• Problem description
Wherever a line in the data below holds "Services", copy that line.

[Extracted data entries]
******

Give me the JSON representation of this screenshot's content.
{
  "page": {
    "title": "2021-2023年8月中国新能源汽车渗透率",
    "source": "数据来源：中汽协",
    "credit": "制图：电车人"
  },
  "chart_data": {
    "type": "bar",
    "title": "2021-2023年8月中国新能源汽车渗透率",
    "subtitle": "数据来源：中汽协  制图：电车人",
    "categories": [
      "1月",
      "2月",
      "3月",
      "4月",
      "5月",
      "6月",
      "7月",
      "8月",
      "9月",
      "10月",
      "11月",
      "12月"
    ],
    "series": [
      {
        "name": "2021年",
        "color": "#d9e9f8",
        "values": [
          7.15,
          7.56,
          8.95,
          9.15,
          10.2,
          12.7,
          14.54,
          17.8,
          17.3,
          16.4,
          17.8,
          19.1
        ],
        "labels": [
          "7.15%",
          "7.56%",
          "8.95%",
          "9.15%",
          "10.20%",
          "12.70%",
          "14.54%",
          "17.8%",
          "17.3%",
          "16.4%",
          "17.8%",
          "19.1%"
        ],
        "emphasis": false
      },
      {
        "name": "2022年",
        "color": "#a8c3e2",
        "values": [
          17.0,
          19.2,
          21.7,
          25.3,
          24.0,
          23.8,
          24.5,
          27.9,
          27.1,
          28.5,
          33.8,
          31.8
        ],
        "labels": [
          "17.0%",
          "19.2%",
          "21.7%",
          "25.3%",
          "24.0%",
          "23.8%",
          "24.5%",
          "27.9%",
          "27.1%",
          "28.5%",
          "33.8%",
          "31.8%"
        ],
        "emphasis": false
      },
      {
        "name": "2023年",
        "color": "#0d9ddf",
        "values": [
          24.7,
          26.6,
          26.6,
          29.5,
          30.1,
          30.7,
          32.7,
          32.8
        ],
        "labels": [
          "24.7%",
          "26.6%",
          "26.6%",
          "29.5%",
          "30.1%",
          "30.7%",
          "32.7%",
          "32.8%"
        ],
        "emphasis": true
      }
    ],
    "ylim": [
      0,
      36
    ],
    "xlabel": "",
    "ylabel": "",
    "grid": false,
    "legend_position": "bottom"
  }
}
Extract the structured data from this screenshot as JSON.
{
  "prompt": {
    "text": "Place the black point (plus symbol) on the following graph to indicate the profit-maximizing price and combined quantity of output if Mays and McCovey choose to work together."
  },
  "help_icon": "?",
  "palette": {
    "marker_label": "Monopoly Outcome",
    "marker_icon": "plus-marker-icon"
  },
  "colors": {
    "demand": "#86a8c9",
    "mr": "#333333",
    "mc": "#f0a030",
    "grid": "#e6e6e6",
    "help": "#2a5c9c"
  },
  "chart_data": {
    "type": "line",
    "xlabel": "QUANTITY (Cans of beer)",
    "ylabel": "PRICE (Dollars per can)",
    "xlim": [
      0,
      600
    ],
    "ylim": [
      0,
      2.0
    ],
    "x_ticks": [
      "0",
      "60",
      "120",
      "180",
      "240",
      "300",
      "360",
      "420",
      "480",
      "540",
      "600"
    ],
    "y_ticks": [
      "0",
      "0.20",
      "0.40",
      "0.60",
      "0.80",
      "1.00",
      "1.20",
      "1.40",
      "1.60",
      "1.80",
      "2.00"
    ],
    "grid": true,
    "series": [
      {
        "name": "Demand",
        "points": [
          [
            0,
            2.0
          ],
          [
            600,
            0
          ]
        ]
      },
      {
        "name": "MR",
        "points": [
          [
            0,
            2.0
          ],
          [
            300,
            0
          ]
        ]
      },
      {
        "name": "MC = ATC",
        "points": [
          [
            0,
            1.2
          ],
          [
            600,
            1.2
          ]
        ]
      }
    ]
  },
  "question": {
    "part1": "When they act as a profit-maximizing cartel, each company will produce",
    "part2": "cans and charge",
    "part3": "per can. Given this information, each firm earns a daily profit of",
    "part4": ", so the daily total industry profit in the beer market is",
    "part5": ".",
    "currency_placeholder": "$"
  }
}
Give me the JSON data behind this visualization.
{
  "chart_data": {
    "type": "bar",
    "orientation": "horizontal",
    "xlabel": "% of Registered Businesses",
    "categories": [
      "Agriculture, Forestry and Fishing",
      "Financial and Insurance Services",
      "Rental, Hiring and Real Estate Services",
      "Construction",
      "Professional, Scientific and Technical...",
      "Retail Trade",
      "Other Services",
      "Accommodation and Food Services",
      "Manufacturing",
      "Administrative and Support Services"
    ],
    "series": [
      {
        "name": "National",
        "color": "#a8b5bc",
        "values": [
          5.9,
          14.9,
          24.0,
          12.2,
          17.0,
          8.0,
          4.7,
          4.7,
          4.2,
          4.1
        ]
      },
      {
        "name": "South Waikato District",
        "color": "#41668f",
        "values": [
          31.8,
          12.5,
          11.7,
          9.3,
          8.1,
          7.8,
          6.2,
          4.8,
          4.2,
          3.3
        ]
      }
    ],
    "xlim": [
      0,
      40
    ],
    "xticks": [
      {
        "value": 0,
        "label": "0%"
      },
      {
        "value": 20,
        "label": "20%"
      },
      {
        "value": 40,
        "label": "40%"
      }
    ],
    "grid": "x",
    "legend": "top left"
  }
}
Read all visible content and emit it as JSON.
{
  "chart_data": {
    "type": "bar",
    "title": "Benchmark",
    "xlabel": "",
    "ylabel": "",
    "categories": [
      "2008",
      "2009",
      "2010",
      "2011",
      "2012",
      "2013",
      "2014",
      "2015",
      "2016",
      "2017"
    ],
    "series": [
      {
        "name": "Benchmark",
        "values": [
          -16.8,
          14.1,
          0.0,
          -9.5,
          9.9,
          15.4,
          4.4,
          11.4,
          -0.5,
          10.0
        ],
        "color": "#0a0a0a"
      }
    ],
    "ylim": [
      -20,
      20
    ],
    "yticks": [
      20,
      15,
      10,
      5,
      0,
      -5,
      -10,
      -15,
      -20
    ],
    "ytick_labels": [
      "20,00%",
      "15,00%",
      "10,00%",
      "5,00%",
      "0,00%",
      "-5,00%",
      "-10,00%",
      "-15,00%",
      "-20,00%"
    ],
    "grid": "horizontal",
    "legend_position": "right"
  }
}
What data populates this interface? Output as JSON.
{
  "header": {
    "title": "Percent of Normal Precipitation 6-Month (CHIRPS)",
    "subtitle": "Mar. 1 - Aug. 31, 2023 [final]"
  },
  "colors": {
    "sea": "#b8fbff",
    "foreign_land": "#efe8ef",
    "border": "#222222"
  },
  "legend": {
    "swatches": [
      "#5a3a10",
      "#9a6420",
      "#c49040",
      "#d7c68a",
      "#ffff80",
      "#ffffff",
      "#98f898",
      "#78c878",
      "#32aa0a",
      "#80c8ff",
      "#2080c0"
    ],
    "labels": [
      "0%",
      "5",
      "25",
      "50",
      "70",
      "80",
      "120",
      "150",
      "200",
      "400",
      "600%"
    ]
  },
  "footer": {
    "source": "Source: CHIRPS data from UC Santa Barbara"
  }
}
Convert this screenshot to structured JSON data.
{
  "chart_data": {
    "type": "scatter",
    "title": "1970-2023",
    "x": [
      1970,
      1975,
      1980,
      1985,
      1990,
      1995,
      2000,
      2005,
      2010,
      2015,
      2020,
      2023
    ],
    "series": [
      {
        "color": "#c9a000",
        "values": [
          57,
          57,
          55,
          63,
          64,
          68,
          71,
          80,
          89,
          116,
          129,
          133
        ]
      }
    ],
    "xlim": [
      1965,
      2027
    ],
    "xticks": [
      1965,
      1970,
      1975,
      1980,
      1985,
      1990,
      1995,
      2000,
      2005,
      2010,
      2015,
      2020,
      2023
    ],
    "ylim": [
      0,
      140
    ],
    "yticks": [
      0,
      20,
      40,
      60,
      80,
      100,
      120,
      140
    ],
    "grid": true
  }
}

******

• Expected answer
      "Financial and Insurance Services",
      "Rental, Hiring and Real Estate Services",
      "Other Services",
      "Accommodation and Food Services",
      "Administrative and Support Services"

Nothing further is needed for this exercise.